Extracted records
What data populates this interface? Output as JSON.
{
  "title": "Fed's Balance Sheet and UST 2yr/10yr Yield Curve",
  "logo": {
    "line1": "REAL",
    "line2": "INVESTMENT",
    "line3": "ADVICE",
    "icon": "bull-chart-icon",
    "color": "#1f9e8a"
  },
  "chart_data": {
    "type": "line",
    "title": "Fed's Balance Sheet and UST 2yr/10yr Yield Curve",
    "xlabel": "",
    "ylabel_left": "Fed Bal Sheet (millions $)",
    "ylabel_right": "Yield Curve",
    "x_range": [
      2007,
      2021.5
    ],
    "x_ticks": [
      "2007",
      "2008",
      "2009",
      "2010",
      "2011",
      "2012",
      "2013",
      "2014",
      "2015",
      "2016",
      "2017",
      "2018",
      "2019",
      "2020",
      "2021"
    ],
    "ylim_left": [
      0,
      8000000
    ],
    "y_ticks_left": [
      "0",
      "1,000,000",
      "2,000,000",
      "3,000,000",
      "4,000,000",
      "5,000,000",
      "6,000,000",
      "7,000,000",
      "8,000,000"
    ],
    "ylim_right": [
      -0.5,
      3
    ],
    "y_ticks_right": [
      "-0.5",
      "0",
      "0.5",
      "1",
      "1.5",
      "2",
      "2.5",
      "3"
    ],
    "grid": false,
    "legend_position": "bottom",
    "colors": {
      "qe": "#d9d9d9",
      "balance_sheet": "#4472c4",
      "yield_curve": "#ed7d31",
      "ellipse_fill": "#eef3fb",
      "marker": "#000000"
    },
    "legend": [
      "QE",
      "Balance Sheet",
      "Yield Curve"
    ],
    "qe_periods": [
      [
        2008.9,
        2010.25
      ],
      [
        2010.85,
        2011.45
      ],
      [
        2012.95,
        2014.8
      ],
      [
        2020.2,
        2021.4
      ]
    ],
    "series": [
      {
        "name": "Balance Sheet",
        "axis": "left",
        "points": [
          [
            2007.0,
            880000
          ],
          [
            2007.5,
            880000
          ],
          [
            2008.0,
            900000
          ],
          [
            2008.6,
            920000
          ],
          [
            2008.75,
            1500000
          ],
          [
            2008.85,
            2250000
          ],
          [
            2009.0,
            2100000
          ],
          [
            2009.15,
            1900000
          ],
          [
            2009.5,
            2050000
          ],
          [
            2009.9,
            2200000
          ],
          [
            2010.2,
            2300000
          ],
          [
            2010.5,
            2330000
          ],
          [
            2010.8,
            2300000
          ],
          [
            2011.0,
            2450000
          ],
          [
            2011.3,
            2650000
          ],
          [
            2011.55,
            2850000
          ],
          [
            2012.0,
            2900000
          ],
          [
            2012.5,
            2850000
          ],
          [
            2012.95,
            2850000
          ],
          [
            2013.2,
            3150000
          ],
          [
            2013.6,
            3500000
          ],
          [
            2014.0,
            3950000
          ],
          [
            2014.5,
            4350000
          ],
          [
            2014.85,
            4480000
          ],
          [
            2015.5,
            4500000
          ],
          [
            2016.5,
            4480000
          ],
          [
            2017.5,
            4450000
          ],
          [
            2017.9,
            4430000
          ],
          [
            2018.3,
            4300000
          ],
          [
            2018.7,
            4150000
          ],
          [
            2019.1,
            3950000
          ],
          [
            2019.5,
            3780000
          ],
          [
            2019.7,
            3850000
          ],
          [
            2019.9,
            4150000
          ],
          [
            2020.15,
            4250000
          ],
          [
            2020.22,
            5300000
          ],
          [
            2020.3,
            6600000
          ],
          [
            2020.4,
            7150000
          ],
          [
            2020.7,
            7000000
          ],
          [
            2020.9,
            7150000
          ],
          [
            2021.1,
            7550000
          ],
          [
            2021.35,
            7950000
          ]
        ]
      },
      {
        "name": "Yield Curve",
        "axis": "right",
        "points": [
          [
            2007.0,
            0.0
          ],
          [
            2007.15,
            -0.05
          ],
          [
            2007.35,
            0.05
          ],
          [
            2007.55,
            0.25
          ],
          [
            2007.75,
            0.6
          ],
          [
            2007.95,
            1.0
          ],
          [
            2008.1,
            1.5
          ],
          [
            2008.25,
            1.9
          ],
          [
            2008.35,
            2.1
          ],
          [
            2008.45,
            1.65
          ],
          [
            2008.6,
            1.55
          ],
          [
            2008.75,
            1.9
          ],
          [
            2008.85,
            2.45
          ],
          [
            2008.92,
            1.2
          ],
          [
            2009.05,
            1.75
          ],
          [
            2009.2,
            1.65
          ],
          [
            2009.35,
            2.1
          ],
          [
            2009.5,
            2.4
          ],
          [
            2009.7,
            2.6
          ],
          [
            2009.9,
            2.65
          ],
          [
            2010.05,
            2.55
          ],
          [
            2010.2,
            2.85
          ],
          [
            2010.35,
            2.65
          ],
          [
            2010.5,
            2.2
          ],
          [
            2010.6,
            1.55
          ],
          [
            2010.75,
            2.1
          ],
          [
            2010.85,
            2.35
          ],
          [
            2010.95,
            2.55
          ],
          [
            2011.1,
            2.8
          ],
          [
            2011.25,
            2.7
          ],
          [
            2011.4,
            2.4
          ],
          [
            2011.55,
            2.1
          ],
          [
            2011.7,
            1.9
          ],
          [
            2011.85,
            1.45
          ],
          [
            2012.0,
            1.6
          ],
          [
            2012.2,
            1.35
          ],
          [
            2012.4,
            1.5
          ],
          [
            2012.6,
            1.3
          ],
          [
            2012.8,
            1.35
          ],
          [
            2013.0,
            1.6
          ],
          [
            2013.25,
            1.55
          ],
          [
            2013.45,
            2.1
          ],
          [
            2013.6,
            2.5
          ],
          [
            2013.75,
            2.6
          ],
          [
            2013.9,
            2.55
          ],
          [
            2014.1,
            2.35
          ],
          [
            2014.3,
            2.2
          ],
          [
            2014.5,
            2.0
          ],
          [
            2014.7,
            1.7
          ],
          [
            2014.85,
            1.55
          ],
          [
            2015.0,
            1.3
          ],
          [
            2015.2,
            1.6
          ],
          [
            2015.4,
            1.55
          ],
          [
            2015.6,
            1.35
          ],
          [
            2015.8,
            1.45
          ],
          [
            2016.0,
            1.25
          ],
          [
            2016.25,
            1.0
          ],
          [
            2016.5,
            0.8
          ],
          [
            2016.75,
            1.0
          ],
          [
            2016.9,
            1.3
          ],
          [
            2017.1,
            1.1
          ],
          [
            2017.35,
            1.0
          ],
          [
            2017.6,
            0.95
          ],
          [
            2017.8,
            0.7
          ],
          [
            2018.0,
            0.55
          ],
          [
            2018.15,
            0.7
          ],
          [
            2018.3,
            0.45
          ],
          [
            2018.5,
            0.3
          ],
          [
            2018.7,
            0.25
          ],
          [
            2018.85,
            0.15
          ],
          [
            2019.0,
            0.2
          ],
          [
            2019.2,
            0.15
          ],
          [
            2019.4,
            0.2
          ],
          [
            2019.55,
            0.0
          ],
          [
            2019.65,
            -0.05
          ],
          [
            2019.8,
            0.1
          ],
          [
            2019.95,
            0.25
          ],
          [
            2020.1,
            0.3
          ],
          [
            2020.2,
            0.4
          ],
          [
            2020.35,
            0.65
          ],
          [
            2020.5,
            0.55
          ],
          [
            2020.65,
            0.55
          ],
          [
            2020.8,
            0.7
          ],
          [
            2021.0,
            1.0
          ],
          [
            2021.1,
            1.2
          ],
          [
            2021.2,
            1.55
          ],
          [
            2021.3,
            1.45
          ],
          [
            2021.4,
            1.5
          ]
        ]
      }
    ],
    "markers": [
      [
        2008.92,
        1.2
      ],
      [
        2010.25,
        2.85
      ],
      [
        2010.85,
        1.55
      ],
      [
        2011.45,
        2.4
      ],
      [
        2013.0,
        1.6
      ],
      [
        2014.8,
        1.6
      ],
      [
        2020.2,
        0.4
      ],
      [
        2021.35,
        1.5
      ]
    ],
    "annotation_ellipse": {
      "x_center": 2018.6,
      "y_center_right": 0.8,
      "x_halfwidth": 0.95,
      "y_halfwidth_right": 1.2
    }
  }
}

■ **PROBLEM TO SOLVE**: From the data above, copy each line where the string "name" appears.

■ **FINISHED EXERCISE**:
        "name": "Balance Sheet",
        "name": "Yield Curve",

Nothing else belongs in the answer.